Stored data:

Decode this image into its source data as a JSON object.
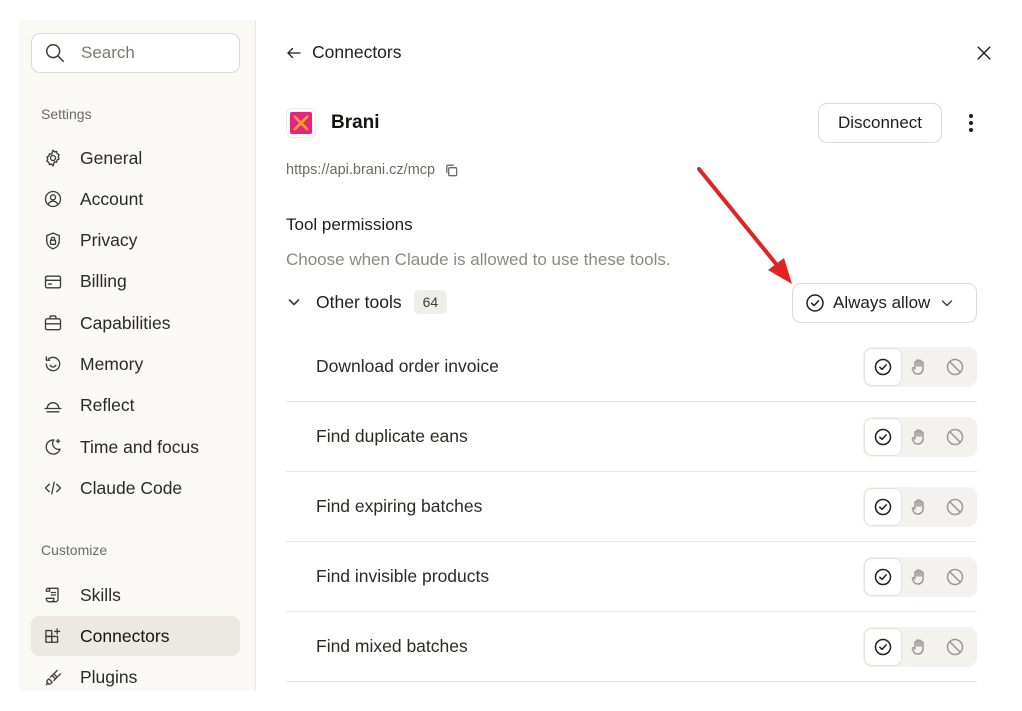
{
  "sidebar": {
    "search": {
      "placeholder": "Search"
    },
    "settings_label": "Settings",
    "settings_items": [
      {
        "label": "General",
        "icon": "gear-icon"
      },
      {
        "label": "Account",
        "icon": "user-circle-icon"
      },
      {
        "label": "Privacy",
        "icon": "shield-lock-icon"
      },
      {
        "label": "Billing",
        "icon": "credit-card-icon"
      },
      {
        "label": "Capabilities",
        "icon": "briefcase-icon"
      },
      {
        "label": "Memory",
        "icon": "history-icon"
      },
      {
        "label": "Reflect",
        "icon": "sunset-icon"
      },
      {
        "label": "Time and focus",
        "icon": "moon-sparkle-icon"
      },
      {
        "label": "Claude Code",
        "icon": "code-icon"
      }
    ],
    "customize_label": "Customize",
    "customize_items": [
      {
        "label": "Skills",
        "icon": "scroll-icon"
      },
      {
        "label": "Connectors",
        "icon": "grid-plus-icon",
        "active": true
      },
      {
        "label": "Plugins",
        "icon": "plug-icon"
      }
    ]
  },
  "header": {
    "back_label": "Connectors",
    "back_icon": "arrow-left-icon",
    "close_icon": "close-icon"
  },
  "connector": {
    "name": "Brani",
    "url": "https://api.brani.cz/mcp",
    "disconnect_label": "Disconnect",
    "logo_colors": {
      "bg": "#e8237e",
      "cross": "#f5a623"
    }
  },
  "permissions": {
    "title": "Tool permissions",
    "description": "Choose when Claude is allowed to use these tools.",
    "group": {
      "name": "Other tools",
      "count": "64",
      "policy": "Always allow"
    },
    "tools": [
      {
        "name": "Download order invoice",
        "selected": "allow"
      },
      {
        "name": "Find duplicate eans",
        "selected": "allow"
      },
      {
        "name": "Find expiring batches",
        "selected": "allow"
      },
      {
        "name": "Find invisible products",
        "selected": "allow"
      },
      {
        "name": "Find mixed batches",
        "selected": "allow"
      }
    ]
  },
  "annotation": {
    "arrow_color": "#e02424"
  }
}
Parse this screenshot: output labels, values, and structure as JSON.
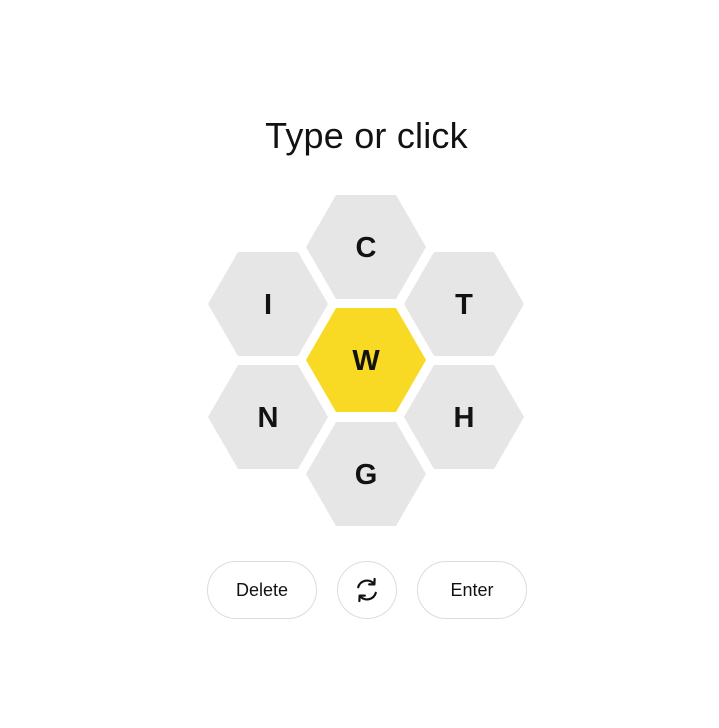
{
  "prompt": "Type or click",
  "hive": {
    "center_letter": "W",
    "outer_letters": [
      "C",
      "T",
      "H",
      "G",
      "N",
      "I"
    ],
    "colors": {
      "center": "#f8d924",
      "outer": "#e6e6e6"
    }
  },
  "controls": {
    "delete_label": "Delete",
    "shuffle_icon": "shuffle-icon",
    "enter_label": "Enter"
  }
}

▶ The problem:
Give back every line exactly as it stands, pictures excluded.

▶ Task output:
Decode this image into its source data as a JSON object.
{
  "sidebar": {
    "search": {
      "placeholder": "Search"
    },
    "settings_label": "Settings",
    "settings_items": [
      {
        "label": "General",
        "icon": "gear-icon"
      },
      {
        "label": "Account",
        "icon": "user-circle-icon"
      },
      {
        "label": "Privacy",
        "icon": "shield-lock-icon"
      },
      {
        "label": "Billing",
        "icon": "credit-card-icon"
      },
      {
        "label": "Capabilities",
        "icon": "briefcase-icon"
      },
      {
        "label": "Memory",
        "icon": "history-icon"
      },
      {
        "label": "Reflect",
        "icon": "sunset-icon"
      },
      {
        "label": "Time and focus",
        "icon": "moon-sparkle-icon"
      },
      {
        "label": "Claude Code",
        "icon": "code-icon"
      }
    ],
    "customize_label": "Customize",
    "customize_items": [
      {
        "label": "Skills",
        "icon": "scroll-icon"
      },
      {
        "label": "Connectors",
        "icon": "grid-plus-icon",
        "active": true
      },
      {
        "label": "Plugins",
        "icon": "plug-icon"
      }
    ]
  },
  "header": {
    "back_label": "Connectors",
    "back_icon": "arrow-left-icon",
    "close_icon": "close-icon"
  },
  "connector": {
    "name": "Brani",
    "url": "https://api.brani.cz/mcp",
    "disconnect_label": "Disconnect",
    "logo_colors": {
      "bg": "#e8237e",
      "cross": "#f5a623"
    }
  },
  "permissions": {
    "title": "Tool permissions",
    "description": "Choose when Claude is allowed to use these tools.",
    "group": {
      "name": "Other tools",
      "count": "64",
      "policy": "Always allow"
    },
    "tools": [
      {
        "name": "Download order invoice",
        "selected": "allow"
      },
      {
        "name": "Find duplicate eans",
        "selected": "allow"
      },
      {
        "name": "Find expiring batches",
        "selected": "allow"
      },
      {
        "name": "Find invisible products",
        "selected": "allow"
      },
      {
        "name": "Find mixed batches",
        "selected": "allow"
      }
    ]
  },
  "annotation": {
    "arrow_color": "#e02424"
  }
}
Parse this screenshot: output labels, values, and structure as JSON.
{
  "prompt": "Type or click",
  "hive": {
    "center_letter": "W",
    "outer_letters": [
      "C",
      "T",
      "H",
      "G",
      "N",
      "I"
    ],
    "colors": {
      "center": "#f8d924",
      "outer": "#e6e6e6"
    }
  },
  "controls": {
    "delete_label": "Delete",
    "shuffle_icon": "shuffle-icon",
    "enter_label": "Enter"
  }
}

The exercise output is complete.